Voordat de kinderrechter toekomt aan de inhoudelijke behandeling van de verzoeken van de GI, constateert zij dat het verzoek van de GI met zaaknummer C/10/695198 / JE RK 25-415, inhoudende dat wordt verzocht een machtiging tot gesloten jeugdhulp voor [voornaam minderjarige] te verlenen voor de duur van zes maanden, inmiddels is ingehaald door zaaknummer C/10/695969 / JE RK 25-512, waarin reeds een machtiging tot gesloten jeugdhulp voor [voornaam minderjarige] is verleend. De kinderrechter zal daarom enkel de verzoeken met zaaknummers C/10/695969 / JE RK 25-512 en C/10/695193 / JE RK 25-414 inhoudelijk behandelen, en het verzoek met zaaknummer C/10/695198 / JE RK 25-415 afwijzen.
5.2.
Uit de overgelegde stukken en de mondelinge behandeling blijkt dat er ernstige zorgen bestaan om het welzijn en de ontwikkeling van [voornaam minderjarige] . Op dit moment is de situatie dusdanig ernstig, dat Schakenbosch niet meer kan voorzien in de behoeften van [voornaam minderjarige] . De kinderrechter is van oordeel dat een jeugdinstelling - zowel open als gesloten - voor [voornaam minderjarige] op dit moment niet passend is. Het is van belang dat voor [voornaam minderjarige] zo snel mogelijk psychiatrische hulpverlening wordt ingezet en dat zij wordt overgeplaatst naar een plek passend bij haar problematiek, zoals een plek binnen de jeugdpsychiatrie. Hiertoe is een crisismachtiging dan wel een zorgmachtiging nodig. In de tussentijd is het van belang dat de veiligheid van [voornaam minderjarige] zo veel mogelijk wordt gewaarborgd, door haar verblijf op de gesloten groep van Schakenbosch te continueren en ervoor te zorgen dat de GI betrokken blijft.
5.3.
Gelet op het voorgaande zal de kinderrechter de ondertoezichtstelling van [voornaam minderjarige] verlengen voor de duur van een jaar. [1] Ook zal zij een machtiging tot gesloten jeugdhulp voor [voornaam minderjarige] verlenen, met ingang van 8 april 2025 tot 1 mei 2025 en het overig verzochte aanhouden tot de hierna te noemen zittingsdatum. [2] De kinderrechter verwacht dat in de tussentijd stappen worden gezet om voor [voornaam minderjarige] een passende plek binnen de jeugdpsychiatrie te vinden, daar op dit moment een verblijf binnen een gesloten instelling niet de geeigende plek is.
5.4.

▶ [GEGEVENSFRAGMENT]:

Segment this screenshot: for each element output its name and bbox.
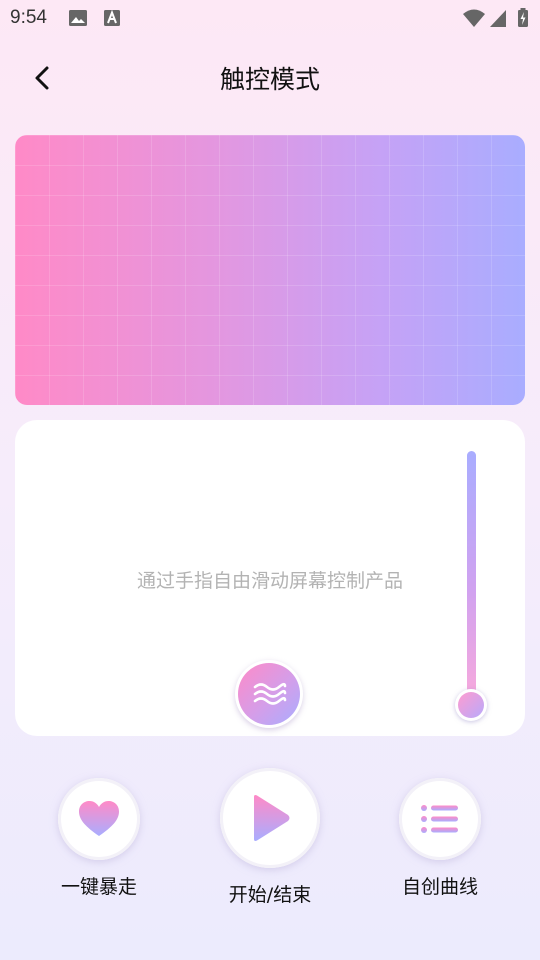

▶ [OPDRACHT 1]: Ga na of de volgende beweringen overeenkomen met de geciteerde passage en onderbouw elk oordeel met de beslissende woorden, letterlijk aangehaald. (a) De kinderrechter verlengt de ondertoezichtstelling voor de duur van een jaar. (b) Volgens de kinderrechter is een open jeugdinstelling op dit moment wel passend. (c) Het verzoek met zaaknummer C/10/695198 / JE RK 25-415 wordt inhoudelijk behandeld.
▶ [OPDRACHT 2]: Voor welke periode verleent de kinderrechter volgens de geciteerde passage de machtiging tot gesloten jeugdhulp?
▶ [OPDRACHT 3]: Typ uit de geciteerde passage het deel over dat begint bij de woorden "Voordat de kinderrechter" en eindigt met "RK 25-415 afwijzen.".

▶ [UITWERKING 1]:
(a) Ja: "de ondertoezichtstelling van [voornaam minderjarige] verlengen voor de duur van een jaar"
(b) Nee: "een jeugdinstelling - zowel open als gesloten - voor [voornaam minderjarige] op dit moment niet passend is"
(c) Nee: "het verzoek met zaaknummer C/10/695198 / JE RK 25-415 afwijzen"

▶ [UITWERKING 2]: Met ingang van 8 april 2025 tot 1 mei 2025.

▶ [UITWERKING 3]:
Voordat de kinderrechter toekomt aan de inhoudelijke behandeling van de verzoeken van de GI, constateert zij dat het verzoek van de GI met zaaknummer C/10/695198 / JE RK 25-415, inhoudende dat wordt verzocht een machtiging tot gesloten jeugdhulp voor [voornaam minderjarige] te verlenen voor de duur van zes maanden, inmiddels is ingehaald door zaaknummer C/10/695969 / JE RK 25-512, waarin reeds een machtiging tot gesloten jeugdhulp voor [voornaam minderjarige] is verleend. De kinderrechter zal daarom enkel de verzoeken met zaaknummers C/10/695969 / JE RK 25-512 en C/10/695193 / JE RK 25-414 inhoudelijk behandelen, en het verzoek met zaaknummer C/10/695198 / JE RK 25-415 afwijzen.